→ SUPPLIED DATA:

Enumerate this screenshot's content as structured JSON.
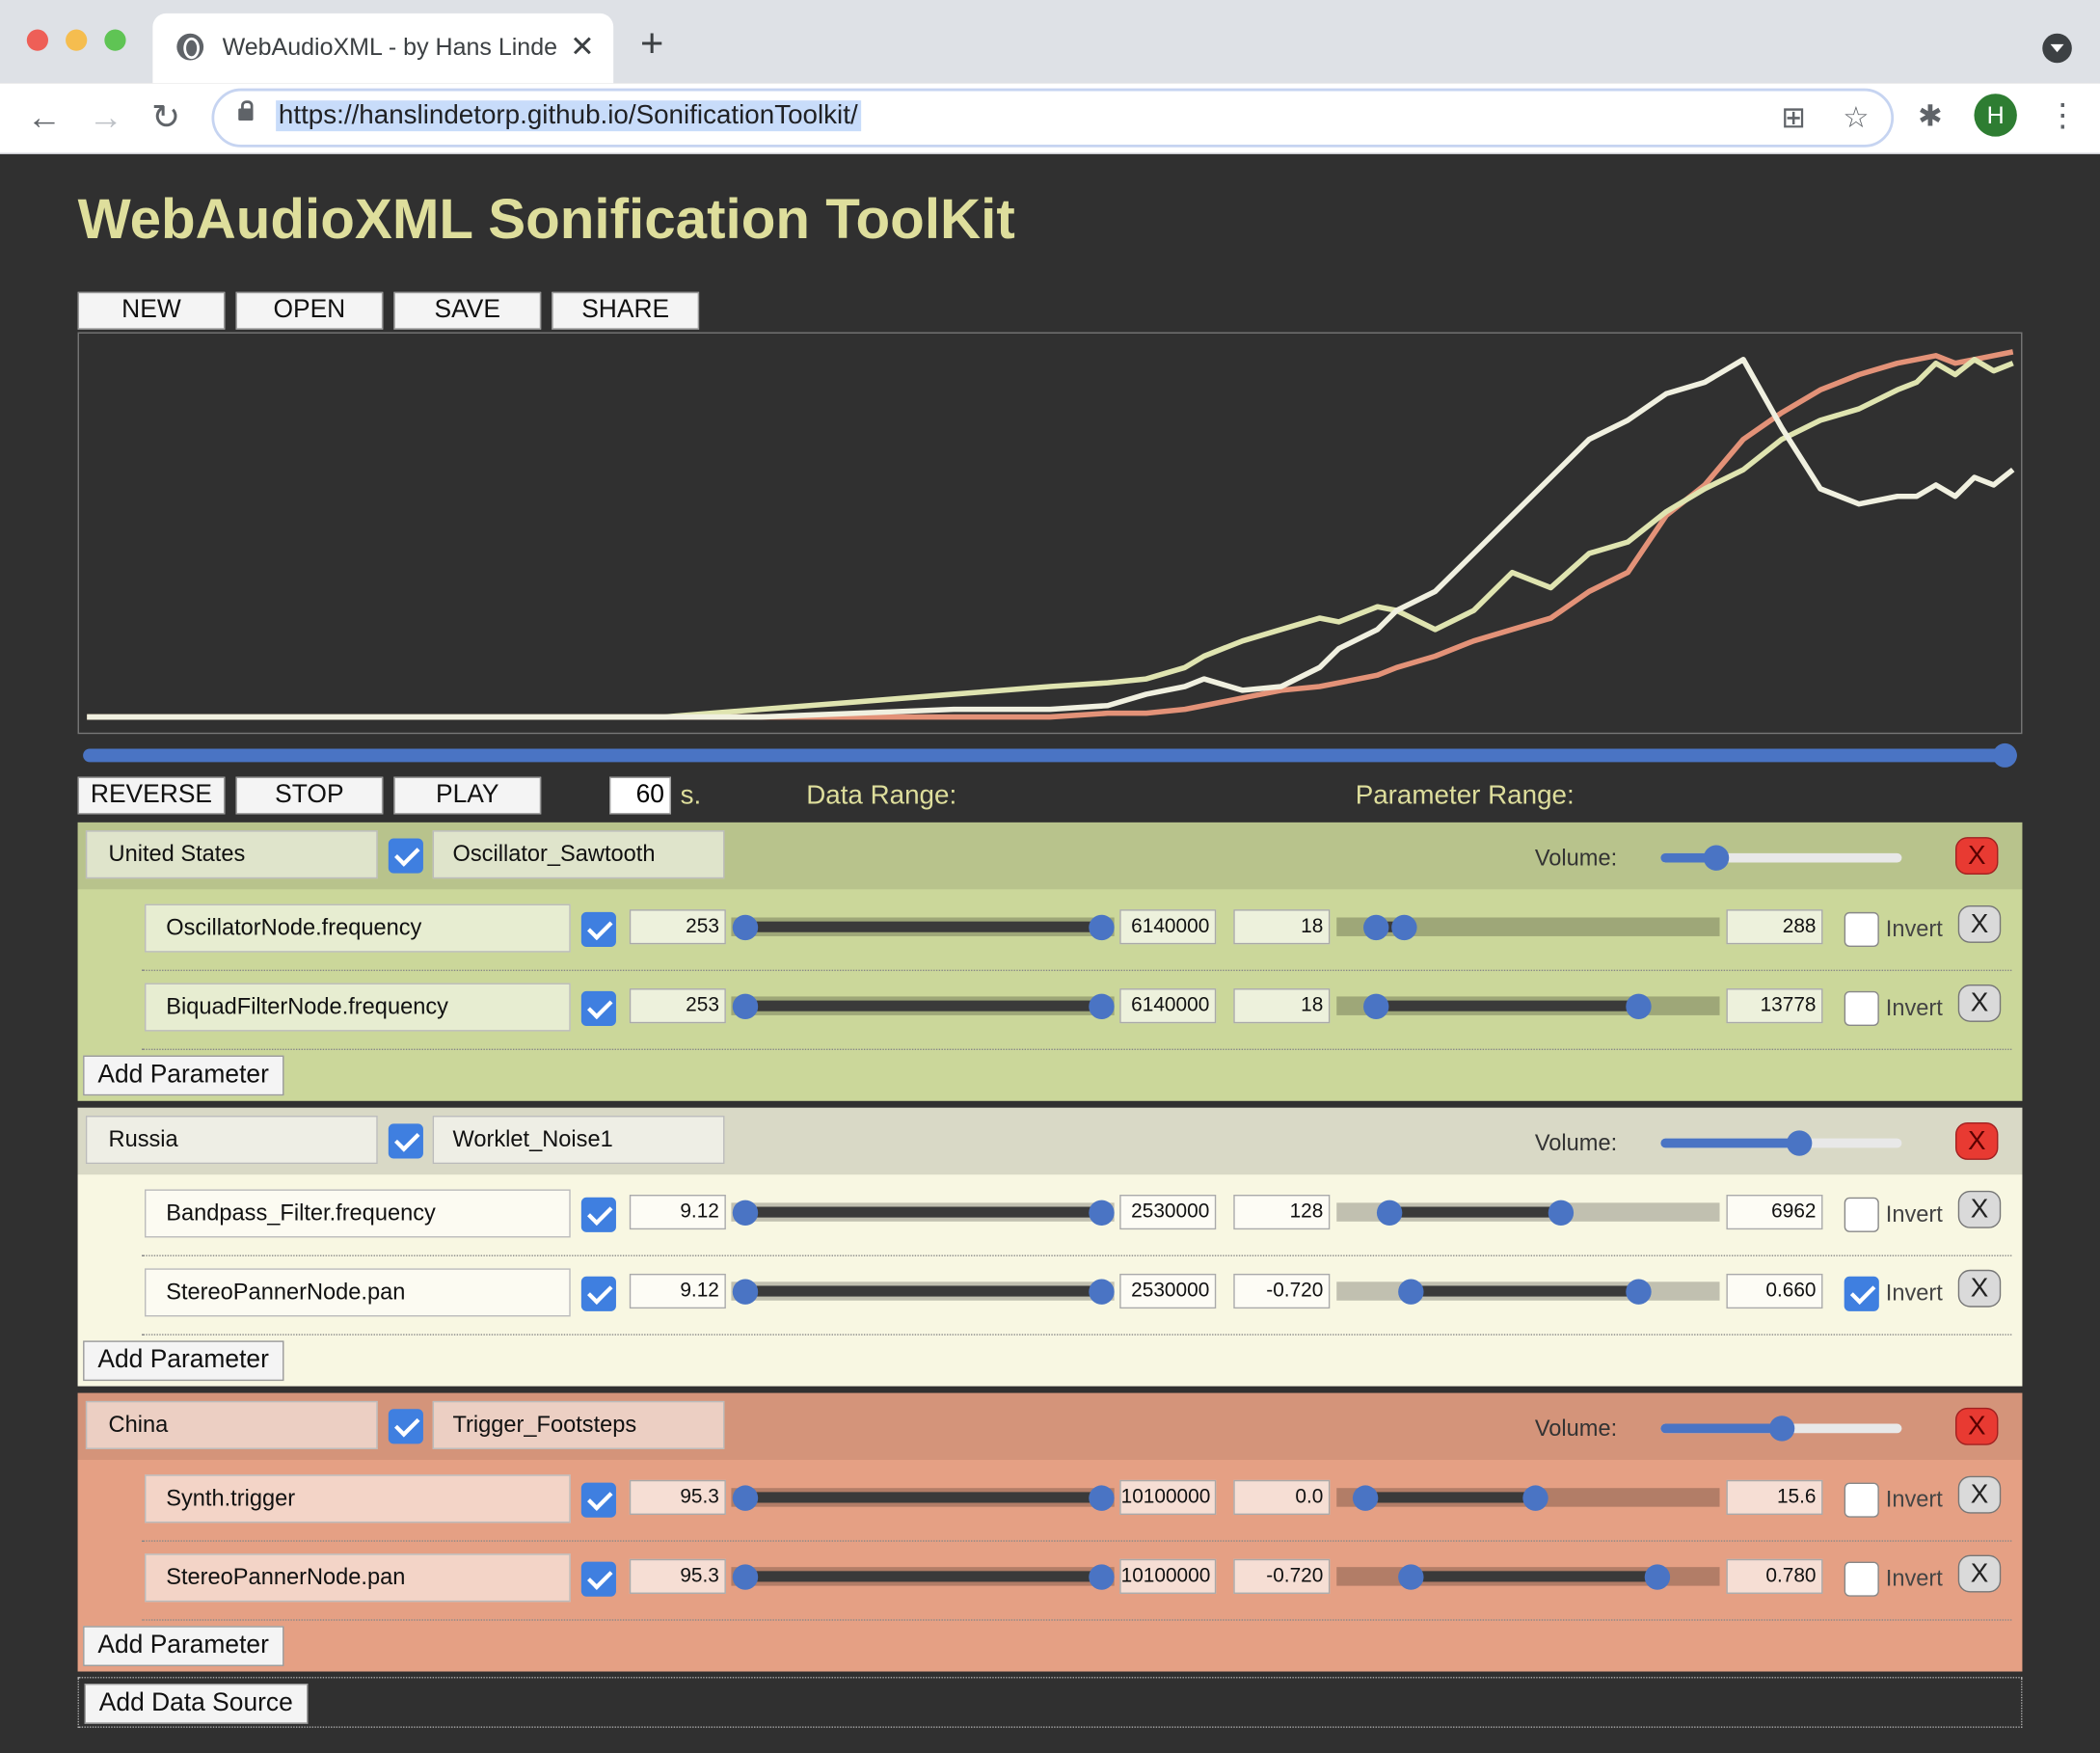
{
  "browser": {
    "tab_title": "WebAudioXML - by Hans Linde",
    "url": "https://hanslindetorp.github.io/SonificationToolkit/",
    "avatar_letter": "H"
  },
  "page": {
    "title": "WebAudioXML Sonification ToolKit",
    "file_buttons": [
      "NEW",
      "OPEN",
      "SAVE",
      "SHARE"
    ],
    "transport_buttons": [
      "REVERSE",
      "STOP",
      "PLAY"
    ],
    "duration_value": "60",
    "duration_unit": "s.",
    "data_range_label": "Data Range:",
    "parameter_range_label": "Parameter Range:",
    "add_data_source_label": "Add Data Source",
    "add_parameter_label": "Add Parameter",
    "volume_label": "Volume:",
    "invert_label": "Invert",
    "remove_label": "X",
    "playback_progress": 1.0
  },
  "colors": {
    "page_bg": "#303030",
    "title": "#dede9c",
    "slider_blue": "#4a74c4",
    "source_1": "#cbd79a",
    "source_2": "#f8f7e2",
    "source_3": "#e5a084",
    "line_1": "#f0f0e0",
    "line_2": "#dfe4b0",
    "line_3": "#e39278"
  },
  "sources": [
    {
      "name": "United States",
      "enabled": true,
      "synth": "Oscillator_Sawtooth",
      "volume": 0.23,
      "params": [
        {
          "name": "OscillatorNode.frequency",
          "enabled": true,
          "data_min": "253",
          "data_max": "6140000",
          "data_lo": 0.0,
          "data_hi": 1.0,
          "param_min": "18",
          "param_max": "288",
          "param_lo": 0.07,
          "param_hi": 0.15,
          "invert": false
        },
        {
          "name": "BiquadFilterNode.frequency",
          "enabled": true,
          "data_min": "253",
          "data_max": "6140000",
          "data_lo": 0.0,
          "data_hi": 1.0,
          "param_min": "18",
          "param_max": "13778",
          "param_lo": 0.07,
          "param_hi": 0.81,
          "invert": false
        }
      ]
    },
    {
      "name": "Russia",
      "enabled": true,
      "synth": "Worklet_Noise1",
      "volume": 0.57,
      "params": [
        {
          "name": "Bandpass_Filter.frequency",
          "enabled": true,
          "data_min": "9.12",
          "data_max": "2530000",
          "data_lo": 0.0,
          "data_hi": 1.0,
          "param_min": "128",
          "param_max": "6962",
          "param_lo": 0.11,
          "param_hi": 0.59,
          "invert": false
        },
        {
          "name": "StereoPannerNode.pan",
          "enabled": true,
          "data_min": "9.12",
          "data_max": "2530000",
          "data_lo": 0.0,
          "data_hi": 1.0,
          "param_min": "-0.720",
          "param_max": "0.660",
          "param_lo": 0.17,
          "param_hi": 0.81,
          "invert": true
        }
      ]
    },
    {
      "name": "China",
      "enabled": true,
      "synth": "Trigger_Footsteps",
      "volume": 0.5,
      "params": [
        {
          "name": "Synth.trigger",
          "enabled": true,
          "data_min": "95.3",
          "data_max": "10100000",
          "data_lo": 0.0,
          "data_hi": 1.0,
          "param_min": "0.0",
          "param_max": "15.6",
          "param_lo": 0.04,
          "param_hi": 0.52,
          "invert": false
        },
        {
          "name": "StereoPannerNode.pan",
          "enabled": true,
          "data_min": "95.3",
          "data_max": "10100000",
          "data_lo": 0.0,
          "data_hi": 1.0,
          "param_min": "-0.720",
          "param_max": "0.780",
          "param_lo": 0.17,
          "param_hi": 0.86,
          "invert": false
        }
      ]
    }
  ],
  "chart_data": {
    "type": "line",
    "title": "",
    "xlabel": "",
    "ylabel": "",
    "ylim": [
      0,
      1
    ],
    "grid": false,
    "x": [
      0,
      0.05,
      0.1,
      0.15,
      0.2,
      0.25,
      0.3,
      0.35,
      0.4,
      0.45,
      0.5,
      0.53,
      0.55,
      0.57,
      0.58,
      0.6,
      0.62,
      0.64,
      0.65,
      0.67,
      0.68,
      0.7,
      0.72,
      0.74,
      0.76,
      0.78,
      0.8,
      0.82,
      0.84,
      0.86,
      0.88,
      0.9,
      0.92,
      0.94,
      0.95,
      0.96,
      0.97,
      0.98,
      0.99,
      1.0
    ],
    "series": [
      {
        "name": "United States",
        "values": [
          0.02,
          0.02,
          0.02,
          0.02,
          0.02,
          0.02,
          0.02,
          0.02,
          0.03,
          0.04,
          0.04,
          0.05,
          0.08,
          0.1,
          0.12,
          0.09,
          0.1,
          0.15,
          0.2,
          0.25,
          0.3,
          0.35,
          0.45,
          0.55,
          0.65,
          0.75,
          0.8,
          0.87,
          0.9,
          0.96,
          0.78,
          0.62,
          0.58,
          0.6,
          0.6,
          0.63,
          0.6,
          0.65,
          0.63,
          0.67
        ]
      },
      {
        "name": "Russia",
        "values": [
          0.02,
          0.02,
          0.02,
          0.02,
          0.02,
          0.02,
          0.02,
          0.04,
          0.06,
          0.08,
          0.1,
          0.11,
          0.12,
          0.15,
          0.18,
          0.22,
          0.25,
          0.28,
          0.27,
          0.31,
          0.3,
          0.25,
          0.3,
          0.4,
          0.36,
          0.45,
          0.48,
          0.56,
          0.62,
          0.67,
          0.75,
          0.8,
          0.83,
          0.88,
          0.9,
          0.95,
          0.92,
          0.96,
          0.93,
          0.95
        ]
      },
      {
        "name": "China",
        "values": [
          0.02,
          0.02,
          0.02,
          0.02,
          0.02,
          0.02,
          0.02,
          0.02,
          0.02,
          0.02,
          0.02,
          0.03,
          0.03,
          0.04,
          0.05,
          0.07,
          0.09,
          0.1,
          0.11,
          0.13,
          0.15,
          0.18,
          0.22,
          0.25,
          0.28,
          0.35,
          0.4,
          0.55,
          0.63,
          0.75,
          0.82,
          0.88,
          0.92,
          0.95,
          0.96,
          0.97,
          0.95,
          0.96,
          0.97,
          0.98
        ]
      }
    ]
  }
}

→ WORK INSTRUCTIONS:
Print every record above exactly as written, leaving out the pictures.

→ EXERCISE RESPONSE:
Enumerate this screenshot's content as structured JSON.
{
  "browser": {
    "tab_title": "WebAudioXML - by Hans Linde",
    "url": "https://hanslindetorp.github.io/SonificationToolkit/",
    "avatar_letter": "H"
  },
  "page": {
    "title": "WebAudioXML Sonification ToolKit",
    "file_buttons": [
      "NEW",
      "OPEN",
      "SAVE",
      "SHARE"
    ],
    "transport_buttons": [
      "REVERSE",
      "STOP",
      "PLAY"
    ],
    "duration_value": "60",
    "duration_unit": "s.",
    "data_range_label": "Data Range:",
    "parameter_range_label": "Parameter Range:",
    "add_data_source_label": "Add Data Source",
    "add_parameter_label": "Add Parameter",
    "volume_label": "Volume:",
    "invert_label": "Invert",
    "remove_label": "X",
    "playback_progress": 1.0
  },
  "colors": {
    "page_bg": "#303030",
    "title": "#dede9c",
    "slider_blue": "#4a74c4",
    "source_1": "#cbd79a",
    "source_2": "#f8f7e2",
    "source_3": "#e5a084",
    "line_1": "#f0f0e0",
    "line_2": "#dfe4b0",
    "line_3": "#e39278"
  },
  "sources": [
    {
      "name": "United States",
      "enabled": true,
      "synth": "Oscillator_Sawtooth",
      "volume": 0.23,
      "params": [
        {
          "name": "OscillatorNode.frequency",
          "enabled": true,
          "data_min": "253",
          "data_max": "6140000",
          "data_lo": 0.0,
          "data_hi": 1.0,
          "param_min": "18",
          "param_max": "288",
          "param_lo": 0.07,
          "param_hi": 0.15,
          "invert": false
        },
        {
          "name": "BiquadFilterNode.frequency",
          "enabled": true,
          "data_min": "253",
          "data_max": "6140000",
          "data_lo": 0.0,
          "data_hi": 1.0,
          "param_min": "18",
          "param_max": "13778",
          "param_lo": 0.07,
          "param_hi": 0.81,
          "invert": false
        }
      ]
    },
    {
      "name": "Russia",
      "enabled": true,
      "synth": "Worklet_Noise1",
      "volume": 0.57,
      "params": [
        {
          "name": "Bandpass_Filter.frequency",
          "enabled": true,
          "data_min": "9.12",
          "data_max": "2530000",
          "data_lo": 0.0,
          "data_hi": 1.0,
          "param_min": "128",
          "param_max": "6962",
          "param_lo": 0.11,
          "param_hi": 0.59,
          "invert": false
        },
        {
          "name": "StereoPannerNode.pan",
          "enabled": true,
          "data_min": "9.12",
          "data_max": "2530000",
          "data_lo": 0.0,
          "data_hi": 1.0,
          "param_min": "-0.720",
          "param_max": "0.660",
          "param_lo": 0.17,
          "param_hi": 0.81,
          "invert": true
        }
      ]
    },
    {
      "name": "China",
      "enabled": true,
      "synth": "Trigger_Footsteps",
      "volume": 0.5,
      "params": [
        {
          "name": "Synth.trigger",
          "enabled": true,
          "data_min": "95.3",
          "data_max": "10100000",
          "data_lo": 0.0,
          "data_hi": 1.0,
          "param_min": "0.0",
          "param_max": "15.6",
          "param_lo": 0.04,
          "param_hi": 0.52,
          "invert": false
        },
        {
          "name": "StereoPannerNode.pan",
          "enabled": true,
          "data_min": "95.3",
          "data_max": "10100000",
          "data_lo": 0.0,
          "data_hi": 1.0,
          "param_min": "-0.720",
          "param_max": "0.780",
          "param_lo": 0.17,
          "param_hi": 0.86,
          "invert": false
        }
      ]
    }
  ],
  "chart_data": {
    "type": "line",
    "title": "",
    "xlabel": "",
    "ylabel": "",
    "ylim": [
      0,
      1
    ],
    "grid": false,
    "x": [
      0,
      0.05,
      0.1,
      0.15,
      0.2,
      0.25,
      0.3,
      0.35,
      0.4,
      0.45,
      0.5,
      0.53,
      0.55,
      0.57,
      0.58,
      0.6,
      0.62,
      0.64,
      0.65,
      0.67,
      0.68,
      0.7,
      0.72,
      0.74,
      0.76,
      0.78,
      0.8,
      0.82,
      0.84,
      0.86,
      0.88,
      0.9,
      0.92,
      0.94,
      0.95,
      0.96,
      0.97,
      0.98,
      0.99,
      1.0
    ],
    "series": [
      {
        "name": "United States",
        "values": [
          0.02,
          0.02,
          0.02,
          0.02,
          0.02,
          0.02,
          0.02,
          0.02,
          0.03,
          0.04,
          0.04,
          0.05,
          0.08,
          0.1,
          0.12,
          0.09,
          0.1,
          0.15,
          0.2,
          0.25,
          0.3,
          0.35,
          0.45,
          0.55,
          0.65,
          0.75,
          0.8,
          0.87,
          0.9,
          0.96,
          0.78,
          0.62,
          0.58,
          0.6,
          0.6,
          0.63,
          0.6,
          0.65,
          0.63,
          0.67
        ]
      },
      {
        "name": "Russia",
        "values": [
          0.02,
          0.02,
          0.02,
          0.02,
          0.02,
          0.02,
          0.02,
          0.04,
          0.06,
          0.08,
          0.1,
          0.11,
          0.12,
          0.15,
          0.18,
          0.22,
          0.25,
          0.28,
          0.27,
          0.31,
          0.3,
          0.25,
          0.3,
          0.4,
          0.36,
          0.45,
          0.48,
          0.56,
          0.62,
          0.67,
          0.75,
          0.8,
          0.83,
          0.88,
          0.9,
          0.95,
          0.92,
          0.96,
          0.93,
          0.95
        ]
      },
      {
        "name": "China",
        "values": [
          0.02,
          0.02,
          0.02,
          0.02,
          0.02,
          0.02,
          0.02,
          0.02,
          0.02,
          0.02,
          0.02,
          0.03,
          0.03,
          0.04,
          0.05,
          0.07,
          0.09,
          0.1,
          0.11,
          0.13,
          0.15,
          0.18,
          0.22,
          0.25,
          0.28,
          0.35,
          0.4,
          0.55,
          0.63,
          0.75,
          0.82,
          0.88,
          0.92,
          0.95,
          0.96,
          0.97,
          0.95,
          0.96,
          0.97,
          0.98
        ]
      }
    ]
  }
}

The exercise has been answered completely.